• [The data]:
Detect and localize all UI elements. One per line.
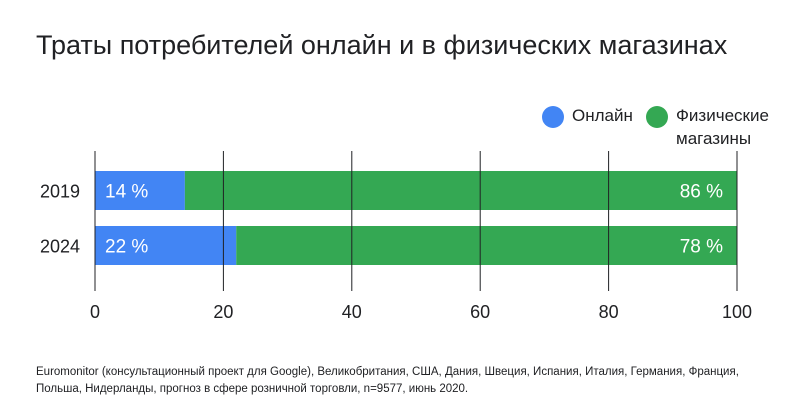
category-label-2019: 2019 (40, 182, 80, 202)
legend-item-online: Онлайн (542, 104, 664, 128)
data-label-2024-stores: 78 % (680, 237, 723, 258)
bar-2024-online (95, 226, 237, 265)
legend-swatch-online (542, 106, 564, 128)
bar-2019-stores (184, 171, 737, 210)
legend-swatch-stores (646, 106, 668, 128)
source-note: Euromonitor (консультационный проект для… (36, 366, 739, 395)
chart-title: Траты потребителей онлайн и в физических… (36, 30, 728, 60)
x-tick-label-100: 100 (722, 302, 752, 322)
legend-label-stores: Физические магазины (676, 106, 769, 148)
x-tick-label-40: 40 (342, 302, 362, 322)
bar-2024-stores (236, 226, 738, 265)
legend-item-stores: Физические магазины (646, 104, 769, 150)
data-label-2019-online: 14 % (105, 182, 148, 203)
bar-2019-online (95, 171, 185, 210)
data-label-2019-stores: 86 % (680, 182, 723, 203)
data-label-2024-online: 22 % (105, 237, 148, 258)
x-tick-label-20: 20 (213, 302, 233, 322)
x-tick-label-80: 80 (599, 302, 619, 322)
x-tick-label-0: 0 (90, 302, 100, 322)
category-label-2024: 2024 (40, 237, 80, 257)
x-tick-label-60: 60 (470, 302, 490, 322)
legend-label-online: Онлайн (572, 106, 633, 125)
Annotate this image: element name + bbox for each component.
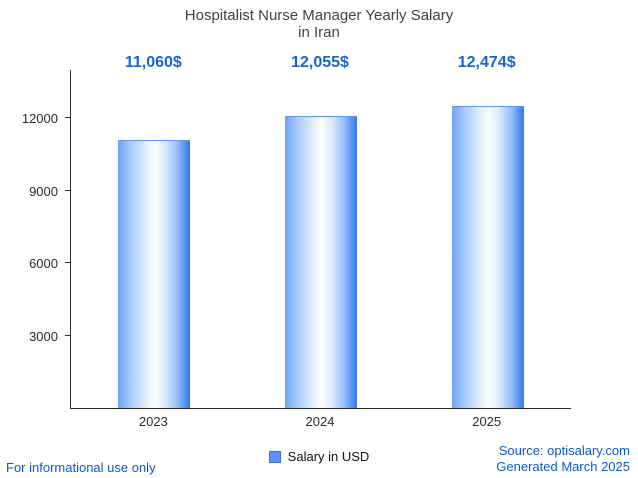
source-block: Source: optisalary.com Generated March 2…: [496, 443, 630, 475]
x-axis-labels: 2023 2024 2025: [70, 414, 570, 429]
chart-title: Hospitalist Nurse Manager Yearly Salary …: [0, 7, 638, 41]
plot-area: [70, 70, 571, 409]
y-tick-mark: [65, 117, 70, 119]
chart-title-line1: Hospitalist Nurse Manager Yearly Salary: [184, 7, 454, 24]
bar-column-2024: [238, 70, 405, 408]
bar-value-labels: 11,060$ 12,055$ 12,474$: [70, 54, 570, 72]
bar-2023[interactable]: [118, 140, 191, 408]
chart-legend[interactable]: Salary in USD: [0, 449, 638, 464]
bar-value-2023: 11,060$: [124, 54, 182, 71]
disclaimer-text: For informational use only: [6, 460, 156, 475]
x-label-2025: 2025: [472, 414, 502, 429]
bar-2025[interactable]: [451, 106, 524, 408]
y-tick-label: 9000: [29, 183, 58, 199]
y-tick-label: 3000: [29, 328, 58, 344]
y-tick-label: 12000: [21, 111, 58, 127]
y-tick-label: 6000: [29, 256, 58, 272]
source-link[interactable]: Source: optisalary.com: [498, 443, 630, 458]
bar-2024[interactable]: [285, 116, 357, 408]
bar-column-2023: [71, 70, 238, 408]
chart-title-line2: in Iran: [298, 24, 340, 41]
y-tick-mark: [65, 189, 70, 191]
generated-date: Generated March 2025: [496, 459, 630, 474]
legend-label: Salary in USD: [287, 449, 370, 464]
bar-value-2025: 12,474$: [457, 54, 516, 71]
y-tick-mark: [65, 334, 70, 336]
y-tick-mark: [65, 262, 70, 264]
legend-swatch-icon: [268, 450, 281, 463]
bar-value-2024: 12,055$: [291, 54, 349, 71]
x-label-2023: 2023: [138, 414, 168, 429]
bar-column-2025: [404, 70, 571, 408]
x-label-2024: 2024: [305, 414, 335, 429]
y-axis: 3000 6000 9000 12000: [0, 70, 70, 408]
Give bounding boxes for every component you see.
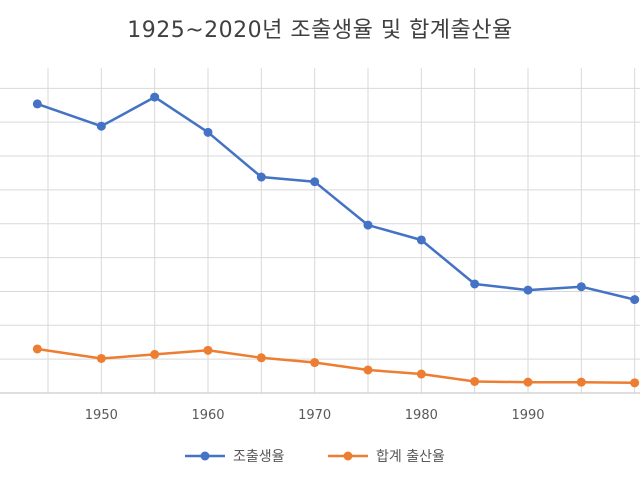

• [Task prompt]: Print all the items above line for line without changing a character, leaving out the picture lines.

• [Answer to this exercise]:
Detect and localize all UI elements. One per line.
category-label-2019: 2019 (40, 182, 80, 202)
legend-item-online: Онлайн (542, 104, 664, 128)
data-label-2024-stores: 78 % (680, 237, 723, 258)
bar-2024-online (95, 226, 237, 265)
legend-swatch-online (542, 106, 564, 128)
bar-2019-stores (184, 171, 737, 210)
legend-swatch-stores (646, 106, 668, 128)
source-note: Euromonitor (консультационный проект для… (36, 366, 739, 395)
chart-title: Траты потребителей онлайн и в физических… (36, 30, 728, 60)
x-tick-label-100: 100 (722, 302, 752, 322)
legend-label-stores: Физические магазины (676, 106, 769, 148)
x-tick-label-40: 40 (342, 302, 362, 322)
bar-2024-stores (236, 226, 738, 265)
legend-item-stores: Физические магазины (646, 104, 769, 150)
data-label-2019-online: 14 % (105, 182, 148, 203)
bar-2019-online (95, 171, 185, 210)
data-label-2019-stores: 86 % (680, 182, 723, 203)
data-label-2024-online: 22 % (105, 237, 148, 258)
x-tick-label-20: 20 (213, 302, 233, 322)
x-tick-label-80: 80 (599, 302, 619, 322)
x-tick-label-0: 0 (90, 302, 100, 322)
category-label-2024: 2024 (40, 237, 80, 257)
x-tick-label-60: 60 (470, 302, 490, 322)
legend-label-online: Онлайн (572, 106, 633, 125)
Annotate this image: element name + bbox for each component.
source-block: Source: optisalary.com Generated March 2…: [496, 443, 630, 475]
x-axis-labels: 2023 2024 2025: [70, 414, 570, 429]
chart-title: Hospitalist Nurse Manager Yearly Salary …: [0, 7, 638, 41]
plot-area: [70, 70, 571, 409]
y-tick-mark: [65, 117, 70, 119]
chart-title-line1: Hospitalist Nurse Manager Yearly Salary: [184, 7, 454, 24]
bar-column-2024: [238, 70, 405, 408]
bar-value-labels: 11,060$ 12,055$ 12,474$: [70, 54, 570, 72]
bar-2023[interactable]: [118, 140, 191, 408]
chart-legend[interactable]: Salary in USD: [0, 449, 638, 464]
bar-value-2023: 11,060$: [124, 54, 182, 71]
disclaimer-text: For informational use only: [6, 460, 156, 475]
x-label-2025: 2025: [472, 414, 502, 429]
bar-2025[interactable]: [451, 106, 524, 408]
y-tick-label: 9000: [29, 183, 58, 199]
y-tick-label: 3000: [29, 328, 58, 344]
y-tick-label: 12000: [21, 111, 58, 127]
y-tick-label: 6000: [29, 256, 58, 272]
source-link[interactable]: Source: optisalary.com: [498, 443, 630, 458]
bar-2024[interactable]: [285, 116, 357, 408]
bar-column-2023: [71, 70, 238, 408]
chart-title-line2: in Iran: [298, 24, 340, 41]
y-tick-mark: [65, 189, 70, 191]
generated-date: Generated March 2025: [496, 459, 630, 474]
legend-label: Salary in USD: [287, 449, 370, 464]
bar-value-2025: 12,474$: [457, 54, 516, 71]
y-tick-mark: [65, 334, 70, 336]
y-tick-mark: [65, 262, 70, 264]
legend-swatch-icon: [268, 450, 281, 463]
bar-value-2024: 12,055$: [291, 54, 349, 71]
x-label-2023: 2023: [138, 414, 168, 429]
bar-column-2025: [404, 70, 571, 408]
x-label-2024: 2024: [305, 414, 335, 429]
y-axis: 3000 6000 9000 12000: [0, 70, 70, 408]
Give bounding boxes for every component you see.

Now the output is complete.